[Goal of the exercise] List each line in which the string "title" appears.

[Material for the task]
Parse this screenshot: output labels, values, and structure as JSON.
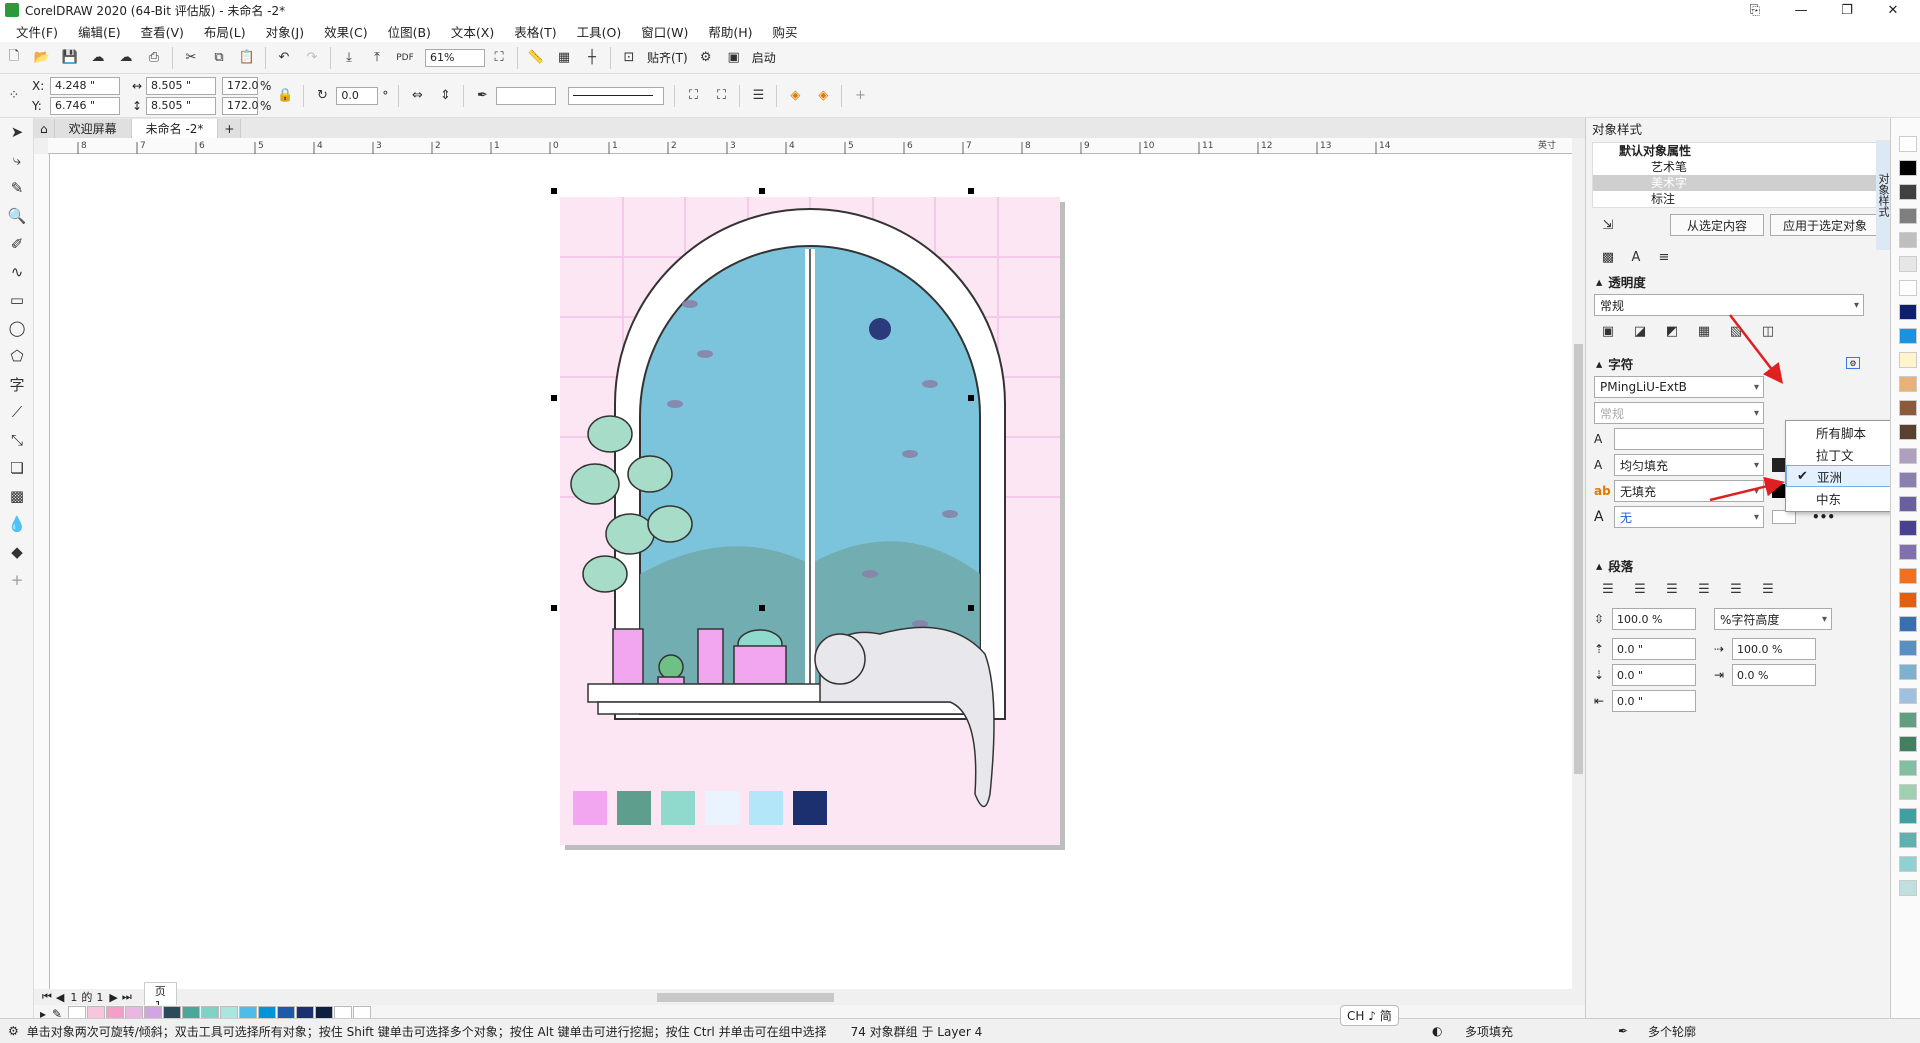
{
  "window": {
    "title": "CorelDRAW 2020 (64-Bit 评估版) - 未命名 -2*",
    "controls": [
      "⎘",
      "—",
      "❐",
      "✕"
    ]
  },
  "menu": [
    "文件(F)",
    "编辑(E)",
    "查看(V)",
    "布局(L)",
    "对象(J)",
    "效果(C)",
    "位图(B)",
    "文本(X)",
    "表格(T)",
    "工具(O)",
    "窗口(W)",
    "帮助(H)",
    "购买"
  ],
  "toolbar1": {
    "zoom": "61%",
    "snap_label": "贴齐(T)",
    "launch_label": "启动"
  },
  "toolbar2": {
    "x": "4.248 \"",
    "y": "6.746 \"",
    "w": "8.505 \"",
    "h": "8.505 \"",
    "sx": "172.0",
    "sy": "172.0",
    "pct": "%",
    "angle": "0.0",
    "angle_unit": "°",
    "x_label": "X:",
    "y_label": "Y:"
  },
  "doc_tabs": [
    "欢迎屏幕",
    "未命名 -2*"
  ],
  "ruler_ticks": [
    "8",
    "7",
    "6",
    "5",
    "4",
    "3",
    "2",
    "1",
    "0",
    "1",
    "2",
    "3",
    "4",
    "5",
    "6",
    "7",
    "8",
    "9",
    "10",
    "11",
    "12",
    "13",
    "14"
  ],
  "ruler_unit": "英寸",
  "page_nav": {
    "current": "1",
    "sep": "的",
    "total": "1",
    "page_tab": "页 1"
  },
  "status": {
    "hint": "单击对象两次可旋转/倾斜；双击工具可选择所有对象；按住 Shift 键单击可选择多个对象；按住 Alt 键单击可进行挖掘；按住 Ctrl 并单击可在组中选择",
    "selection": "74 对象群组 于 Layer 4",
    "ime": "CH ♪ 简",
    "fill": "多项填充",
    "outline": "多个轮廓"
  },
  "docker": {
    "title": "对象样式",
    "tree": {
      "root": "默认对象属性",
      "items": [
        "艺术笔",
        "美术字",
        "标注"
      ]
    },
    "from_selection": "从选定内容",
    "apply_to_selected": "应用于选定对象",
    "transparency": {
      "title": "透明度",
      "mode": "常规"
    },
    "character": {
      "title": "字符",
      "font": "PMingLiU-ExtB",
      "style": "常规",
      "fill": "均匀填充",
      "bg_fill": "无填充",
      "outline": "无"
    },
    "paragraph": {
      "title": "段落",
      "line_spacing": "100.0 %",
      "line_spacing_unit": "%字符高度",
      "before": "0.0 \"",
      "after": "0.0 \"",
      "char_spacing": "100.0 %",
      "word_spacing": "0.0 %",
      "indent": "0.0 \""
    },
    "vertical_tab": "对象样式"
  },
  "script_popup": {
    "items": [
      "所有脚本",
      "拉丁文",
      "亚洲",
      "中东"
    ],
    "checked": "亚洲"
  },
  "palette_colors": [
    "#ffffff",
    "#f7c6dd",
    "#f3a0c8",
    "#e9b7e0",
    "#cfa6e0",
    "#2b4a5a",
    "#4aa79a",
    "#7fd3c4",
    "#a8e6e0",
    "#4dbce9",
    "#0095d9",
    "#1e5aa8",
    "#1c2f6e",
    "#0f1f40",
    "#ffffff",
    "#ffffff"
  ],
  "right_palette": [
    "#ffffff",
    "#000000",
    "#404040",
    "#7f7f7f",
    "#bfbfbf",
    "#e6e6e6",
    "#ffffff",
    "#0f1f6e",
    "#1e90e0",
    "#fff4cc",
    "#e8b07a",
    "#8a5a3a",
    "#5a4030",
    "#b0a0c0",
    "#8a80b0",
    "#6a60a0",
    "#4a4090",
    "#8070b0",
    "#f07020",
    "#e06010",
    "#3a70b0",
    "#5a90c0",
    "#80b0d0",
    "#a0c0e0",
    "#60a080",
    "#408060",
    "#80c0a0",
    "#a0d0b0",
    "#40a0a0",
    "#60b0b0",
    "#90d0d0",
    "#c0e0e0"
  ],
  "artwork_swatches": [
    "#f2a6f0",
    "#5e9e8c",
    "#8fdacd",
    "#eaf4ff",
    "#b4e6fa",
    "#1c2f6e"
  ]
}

* * *

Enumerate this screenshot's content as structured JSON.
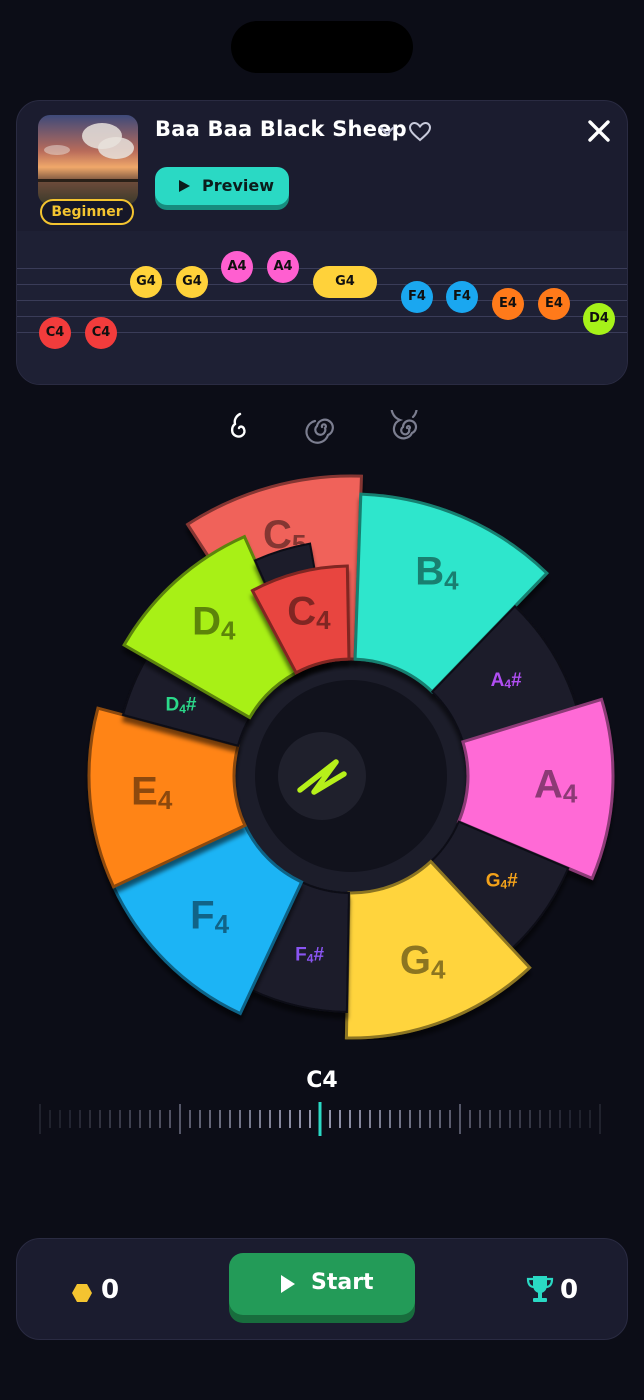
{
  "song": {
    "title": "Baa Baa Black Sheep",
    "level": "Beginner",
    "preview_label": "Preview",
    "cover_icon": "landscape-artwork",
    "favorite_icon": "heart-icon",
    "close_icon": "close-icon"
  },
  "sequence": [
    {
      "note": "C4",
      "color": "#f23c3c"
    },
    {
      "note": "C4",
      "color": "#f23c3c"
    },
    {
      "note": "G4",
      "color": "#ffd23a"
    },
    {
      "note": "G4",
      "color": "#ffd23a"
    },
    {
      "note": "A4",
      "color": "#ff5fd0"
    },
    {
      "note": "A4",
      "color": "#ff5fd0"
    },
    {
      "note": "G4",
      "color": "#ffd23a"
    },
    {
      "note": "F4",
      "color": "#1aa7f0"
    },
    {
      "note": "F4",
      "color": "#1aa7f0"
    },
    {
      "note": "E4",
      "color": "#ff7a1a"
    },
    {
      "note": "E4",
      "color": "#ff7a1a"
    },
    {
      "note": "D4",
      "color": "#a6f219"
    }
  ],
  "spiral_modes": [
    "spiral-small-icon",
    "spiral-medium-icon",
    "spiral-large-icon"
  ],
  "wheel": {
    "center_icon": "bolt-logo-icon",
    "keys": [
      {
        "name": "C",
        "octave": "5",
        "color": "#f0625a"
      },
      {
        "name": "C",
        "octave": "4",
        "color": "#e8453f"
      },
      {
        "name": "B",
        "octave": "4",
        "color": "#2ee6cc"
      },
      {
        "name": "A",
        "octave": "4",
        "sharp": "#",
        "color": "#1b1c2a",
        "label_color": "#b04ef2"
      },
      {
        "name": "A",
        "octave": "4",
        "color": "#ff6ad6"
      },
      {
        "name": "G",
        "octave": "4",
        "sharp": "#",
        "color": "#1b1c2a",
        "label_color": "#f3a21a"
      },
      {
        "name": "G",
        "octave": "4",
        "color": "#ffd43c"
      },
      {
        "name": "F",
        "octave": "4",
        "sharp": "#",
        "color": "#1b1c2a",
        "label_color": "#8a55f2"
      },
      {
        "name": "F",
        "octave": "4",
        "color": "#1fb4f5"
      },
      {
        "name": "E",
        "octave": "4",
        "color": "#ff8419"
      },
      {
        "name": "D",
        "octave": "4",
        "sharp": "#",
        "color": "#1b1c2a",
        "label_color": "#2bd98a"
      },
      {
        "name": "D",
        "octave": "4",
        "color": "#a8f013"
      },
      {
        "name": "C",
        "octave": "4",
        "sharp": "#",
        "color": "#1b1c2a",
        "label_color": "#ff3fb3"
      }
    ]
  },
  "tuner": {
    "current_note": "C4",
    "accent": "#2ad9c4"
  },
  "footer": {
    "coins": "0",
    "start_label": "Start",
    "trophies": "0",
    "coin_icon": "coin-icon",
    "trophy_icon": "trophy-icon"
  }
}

[Answer for this exercise]
    "title": "CorelDRAW 2020 (64-Bit 评估版) - 未命名 -2*",
    "title": "对象样式",
      "title": "透明度",
      "title": "字符",
      "title": "段落",
    "title": "Baa Baa Black Sheep",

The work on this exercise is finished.